## What is expected
Your task is to reproduce the material exactly.

## Supplied records
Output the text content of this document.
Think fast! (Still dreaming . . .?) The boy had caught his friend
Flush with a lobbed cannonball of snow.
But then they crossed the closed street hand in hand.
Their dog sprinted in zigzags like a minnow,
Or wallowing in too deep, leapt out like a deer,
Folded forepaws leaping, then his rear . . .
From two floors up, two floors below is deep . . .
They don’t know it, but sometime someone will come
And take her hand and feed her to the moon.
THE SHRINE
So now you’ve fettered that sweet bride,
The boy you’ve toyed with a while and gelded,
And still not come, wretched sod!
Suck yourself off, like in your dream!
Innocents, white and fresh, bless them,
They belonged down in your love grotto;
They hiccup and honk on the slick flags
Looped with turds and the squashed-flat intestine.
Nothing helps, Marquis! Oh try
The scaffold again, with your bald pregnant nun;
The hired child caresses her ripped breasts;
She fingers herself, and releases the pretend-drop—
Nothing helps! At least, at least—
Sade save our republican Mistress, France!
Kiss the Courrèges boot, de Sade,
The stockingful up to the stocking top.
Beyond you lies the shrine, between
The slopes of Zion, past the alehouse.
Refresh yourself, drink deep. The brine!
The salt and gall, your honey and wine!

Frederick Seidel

## Reply to the task
Output the text content of this document.
Think fast! (Still dreaming . . .?) The boy had caught his friend
Flush with a lobbed cannonball of snow.
But then they crossed the closed street hand in hand.
Their dog sprinted in zigzags like a minnow,
Or wallowing in too deep, leapt out like a deer,
Folded forepaws leaping, then his rear . . .
From two floors up, two floors below is deep . . .
They don’t know it, but sometime someone will come
And take her hand and feed her to the moon.
THE SHRINE
So now you’ve fettered that sweet bride,
The boy you’ve toyed with a while and gelded,
And still not come, wretched sod!
Suck yourself off, like in your dream!
Innocents, white and fresh, bless them,
They belonged down in your love grotto;
They hiccup and honk on the slick flags
Looped with turds and the squashed-flat intestine.
Nothing helps, Marquis! Oh try
The scaffold again, with your bald pregnant nun;
The hired child caresses her ripped breasts;
She fingers herself, and releases the pretend-drop—
Nothing helps! At least, at least—
Sade save our republican Mistress, France!
Kiss the Courrèges boot, de Sade,
The stockingful up to the stocking top.
Beyond you lies the shrine, between
The slopes of Zion, past the alehouse.
Refresh yourself, drink deep. The brine!
The salt and gall, your honey and wine!

Frederick Seidel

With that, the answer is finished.